■ **AIM OF THE TASK**:
Repeat, line for line, the entries printed below.

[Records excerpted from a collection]
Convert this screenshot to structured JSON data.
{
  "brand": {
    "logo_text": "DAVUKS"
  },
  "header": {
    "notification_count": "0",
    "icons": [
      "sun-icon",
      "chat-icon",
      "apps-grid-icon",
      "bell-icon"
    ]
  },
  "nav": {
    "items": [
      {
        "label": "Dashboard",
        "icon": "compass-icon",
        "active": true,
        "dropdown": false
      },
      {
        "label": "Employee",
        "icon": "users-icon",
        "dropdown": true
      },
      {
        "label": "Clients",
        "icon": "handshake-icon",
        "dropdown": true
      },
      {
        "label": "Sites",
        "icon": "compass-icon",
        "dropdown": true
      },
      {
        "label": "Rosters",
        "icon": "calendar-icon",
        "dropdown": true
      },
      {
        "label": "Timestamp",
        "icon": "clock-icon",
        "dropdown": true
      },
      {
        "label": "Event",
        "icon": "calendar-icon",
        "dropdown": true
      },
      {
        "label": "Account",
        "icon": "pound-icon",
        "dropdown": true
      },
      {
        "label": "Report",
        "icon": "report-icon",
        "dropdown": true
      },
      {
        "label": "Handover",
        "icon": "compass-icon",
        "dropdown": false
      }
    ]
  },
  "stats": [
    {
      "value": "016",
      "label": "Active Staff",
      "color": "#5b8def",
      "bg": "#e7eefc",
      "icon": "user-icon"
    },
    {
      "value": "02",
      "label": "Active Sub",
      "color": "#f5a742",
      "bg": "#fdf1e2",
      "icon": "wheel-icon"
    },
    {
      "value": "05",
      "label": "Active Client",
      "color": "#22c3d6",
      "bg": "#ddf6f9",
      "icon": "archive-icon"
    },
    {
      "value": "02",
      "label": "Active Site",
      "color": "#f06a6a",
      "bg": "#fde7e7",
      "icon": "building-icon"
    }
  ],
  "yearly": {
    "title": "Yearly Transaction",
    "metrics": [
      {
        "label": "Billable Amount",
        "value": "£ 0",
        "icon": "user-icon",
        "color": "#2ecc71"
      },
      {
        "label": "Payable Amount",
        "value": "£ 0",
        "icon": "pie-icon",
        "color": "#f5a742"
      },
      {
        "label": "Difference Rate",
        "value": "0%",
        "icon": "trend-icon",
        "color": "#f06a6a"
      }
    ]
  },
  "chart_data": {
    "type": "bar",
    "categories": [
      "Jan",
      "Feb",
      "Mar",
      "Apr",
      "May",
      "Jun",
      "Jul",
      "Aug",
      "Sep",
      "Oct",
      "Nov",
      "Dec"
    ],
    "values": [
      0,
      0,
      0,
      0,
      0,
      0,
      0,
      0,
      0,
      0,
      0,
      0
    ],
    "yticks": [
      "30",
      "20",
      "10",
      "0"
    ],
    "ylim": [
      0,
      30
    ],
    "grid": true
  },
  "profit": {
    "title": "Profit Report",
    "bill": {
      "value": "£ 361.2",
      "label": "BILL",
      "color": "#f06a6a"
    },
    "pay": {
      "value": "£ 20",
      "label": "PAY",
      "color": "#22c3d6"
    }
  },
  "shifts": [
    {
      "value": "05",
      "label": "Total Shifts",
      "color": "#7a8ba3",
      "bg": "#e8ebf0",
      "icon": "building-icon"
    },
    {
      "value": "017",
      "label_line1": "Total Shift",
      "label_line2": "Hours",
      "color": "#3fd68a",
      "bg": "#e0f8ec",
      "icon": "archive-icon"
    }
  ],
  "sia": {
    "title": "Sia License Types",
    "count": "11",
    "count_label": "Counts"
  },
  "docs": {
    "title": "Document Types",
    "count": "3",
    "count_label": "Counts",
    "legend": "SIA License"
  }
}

■ **ANSWER BELOW**:
Convert this screenshot to structured JSON data.
{
  "brand": {
    "logo_text": "DAVUKS"
  },
  "header": {
    "notification_count": "0",
    "icons": [
      "sun-icon",
      "chat-icon",
      "apps-grid-icon",
      "bell-icon"
    ]
  },
  "nav": {
    "items": [
      {
        "label": "Dashboard",
        "icon": "compass-icon",
        "active": true,
        "dropdown": false
      },
      {
        "label": "Employee",
        "icon": "users-icon",
        "dropdown": true
      },
      {
        "label": "Clients",
        "icon": "handshake-icon",
        "dropdown": true
      },
      {
        "label": "Sites",
        "icon": "compass-icon",
        "dropdown": true
      },
      {
        "label": "Rosters",
        "icon": "calendar-icon",
        "dropdown": true
      },
      {
        "label": "Timestamp",
        "icon": "clock-icon",
        "dropdown": true
      },
      {
        "label": "Event",
        "icon": "calendar-icon",
        "dropdown": true
      },
      {
        "label": "Account",
        "icon": "pound-icon",
        "dropdown": true
      },
      {
        "label": "Report",
        "icon": "report-icon",
        "dropdown": true
      },
      {
        "label": "Handover",
        "icon": "compass-icon",
        "dropdown": false
      }
    ]
  },
  "stats": [
    {
      "value": "016",
      "label": "Active Staff",
      "color": "#5b8def",
      "bg": "#e7eefc",
      "icon": "user-icon"
    },
    {
      "value": "02",
      "label": "Active Sub",
      "color": "#f5a742",
      "bg": "#fdf1e2",
      "icon": "wheel-icon"
    },
    {
      "value": "05",
      "label": "Active Client",
      "color": "#22c3d6",
      "bg": "#ddf6f9",
      "icon": "archive-icon"
    },
    {
      "value": "02",
      "label": "Active Site",
      "color": "#f06a6a",
      "bg": "#fde7e7",
      "icon": "building-icon"
    }
  ],
  "yearly": {
    "title": "Yearly Transaction",
    "metrics": [
      {
        "label": "Billable Amount",
        "value": "£ 0",
        "icon": "user-icon",
        "color": "#2ecc71"
      },
      {
        "label": "Payable Amount",
        "value": "£ 0",
        "icon": "pie-icon",
        "color": "#f5a742"
      },
      {
        "label": "Difference Rate",
        "value": "0%",
        "icon": "trend-icon",
        "color": "#f06a6a"
      }
    ]
  },
  "chart_data": {
    "type": "bar",
    "categories": [
      "Jan",
      "Feb",
      "Mar",
      "Apr",
      "May",
      "Jun",
      "Jul",
      "Aug",
      "Sep",
      "Oct",
      "Nov",
      "Dec"
    ],
    "values": [
      0,
      0,
      0,
      0,
      0,
      0,
      0,
      0,
      0,
      0,
      0,
      0
    ],
    "yticks": [
      "30",
      "20",
      "10",
      "0"
    ],
    "ylim": [
      0,
      30
    ],
    "grid": true
  },
  "profit": {
    "title": "Profit Report",
    "bill": {
      "value": "£ 361.2",
      "label": "BILL",
      "color": "#f06a6a"
    },
    "pay": {
      "value": "£ 20",
      "label": "PAY",
      "color": "#22c3d6"
    }
  },
  "shifts": [
    {
      "value": "05",
      "label": "Total Shifts",
      "color": "#7a8ba3",
      "bg": "#e8ebf0",
      "icon": "building-icon"
    },
    {
      "value": "017",
      "label_line1": "Total Shift",
      "label_line2": "Hours",
      "color": "#3fd68a",
      "bg": "#e0f8ec",
      "icon": "archive-icon"
    }
  ],
  "sia": {
    "title": "Sia License Types",
    "count": "11",
    "count_label": "Counts"
  },
  "docs": {
    "title": "Document Types",
    "count": "3",
    "count_label": "Counts",
    "legend": "SIA License"
  }
}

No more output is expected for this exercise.